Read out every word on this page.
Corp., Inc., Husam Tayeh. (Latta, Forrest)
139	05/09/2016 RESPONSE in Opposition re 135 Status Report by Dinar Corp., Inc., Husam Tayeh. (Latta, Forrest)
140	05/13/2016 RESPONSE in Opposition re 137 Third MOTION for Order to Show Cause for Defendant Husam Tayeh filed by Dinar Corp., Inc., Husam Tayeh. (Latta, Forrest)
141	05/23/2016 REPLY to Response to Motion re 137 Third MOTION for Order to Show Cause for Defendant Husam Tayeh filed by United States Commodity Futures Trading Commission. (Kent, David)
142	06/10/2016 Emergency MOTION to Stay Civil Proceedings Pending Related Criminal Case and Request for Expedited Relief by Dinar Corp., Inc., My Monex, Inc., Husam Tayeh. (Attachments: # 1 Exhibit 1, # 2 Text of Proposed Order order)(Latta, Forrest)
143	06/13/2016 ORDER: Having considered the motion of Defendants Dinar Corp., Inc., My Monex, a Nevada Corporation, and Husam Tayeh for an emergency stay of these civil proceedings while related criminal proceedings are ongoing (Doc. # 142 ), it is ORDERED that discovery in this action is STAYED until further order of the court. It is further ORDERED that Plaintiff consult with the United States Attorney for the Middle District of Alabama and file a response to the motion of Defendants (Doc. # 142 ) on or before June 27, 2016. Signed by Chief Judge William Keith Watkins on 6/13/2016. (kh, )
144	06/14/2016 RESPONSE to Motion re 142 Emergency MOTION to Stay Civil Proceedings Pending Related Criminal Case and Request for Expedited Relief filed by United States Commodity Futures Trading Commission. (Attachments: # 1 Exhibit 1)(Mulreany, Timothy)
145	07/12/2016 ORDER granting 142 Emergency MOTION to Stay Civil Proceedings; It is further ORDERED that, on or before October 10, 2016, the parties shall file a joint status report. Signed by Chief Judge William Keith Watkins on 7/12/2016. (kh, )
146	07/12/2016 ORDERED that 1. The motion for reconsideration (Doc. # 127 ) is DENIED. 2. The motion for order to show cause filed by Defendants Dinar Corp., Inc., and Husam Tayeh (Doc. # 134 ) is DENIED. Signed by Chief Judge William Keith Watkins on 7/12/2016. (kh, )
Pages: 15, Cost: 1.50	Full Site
━━━━
■ **SET TASK**:
Word for word, extract all the records.

■ **TASK RESPONSE**:
Read out every word on this page.
Corp., Inc., Husam Tayeh. (Latta, Forrest)
139	05/09/2016 RESPONSE in Opposition re 135 Status Report by Dinar Corp., Inc., Husam Tayeh. (Latta, Forrest)
140	05/13/2016 RESPONSE in Opposition re 137 Third MOTION for Order to Show Cause for Defendant Husam Tayeh filed by Dinar Corp., Inc., Husam Tayeh. (Latta, Forrest)
141	05/23/2016 REPLY to Response to Motion re 137 Third MOTION for Order to Show Cause for Defendant Husam Tayeh filed by United States Commodity Futures Trading Commission. (Kent, David)
142	06/10/2016 Emergency MOTION to Stay Civil Proceedings Pending Related Criminal Case and Request for Expedited Relief by Dinar Corp., Inc., My Monex, Inc., Husam Tayeh. (Attachments: # 1 Exhibit 1, # 2 Text of Proposed Order order)(Latta, Forrest)
143	06/13/2016 ORDER: Having considered the motion of Defendants Dinar Corp., Inc., My Monex, a Nevada Corporation, and Husam Tayeh for an emergency stay of these civil proceedings while related criminal proceedings are ongoing (Doc. # 142 ), it is ORDERED that discovery in this action is STAYED until further order of the court. It is further ORDERED that Plaintiff consult with the United States Attorney for the Middle District of Alabama and file a response to the motion of Defendants (Doc. # 142 ) on or before June 27, 2016. Signed by Chief Judge William Keith Watkins on 6/13/2016. (kh, )
144	06/14/2016 RESPONSE to Motion re 142 Emergency MOTION to Stay Civil Proceedings Pending Related Criminal Case and Request for Expedited Relief filed by United States Commodity Futures Trading Commission. (Attachments: # 1 Exhibit 1)(Mulreany, Timothy)
145	07/12/2016 ORDER granting 142 Emergency MOTION to Stay Civil Proceedings; It is further ORDERED that, on or before October 10, 2016, the parties shall file a joint status report. Signed by Chief Judge William Keith Watkins on 7/12/2016. (kh, )
146	07/12/2016 ORDERED that 1. The motion for reconsideration (Doc. # 127 ) is DENIED. 2. The motion for order to show cause filed by Defendants Dinar Corp., Inc., and Husam Tayeh (Doc. # 134 ) is DENIED. Signed by Chief Judge William Keith Watkins on 7/12/2016. (kh, )
Pages: 15, Cost: 1.50	Full Site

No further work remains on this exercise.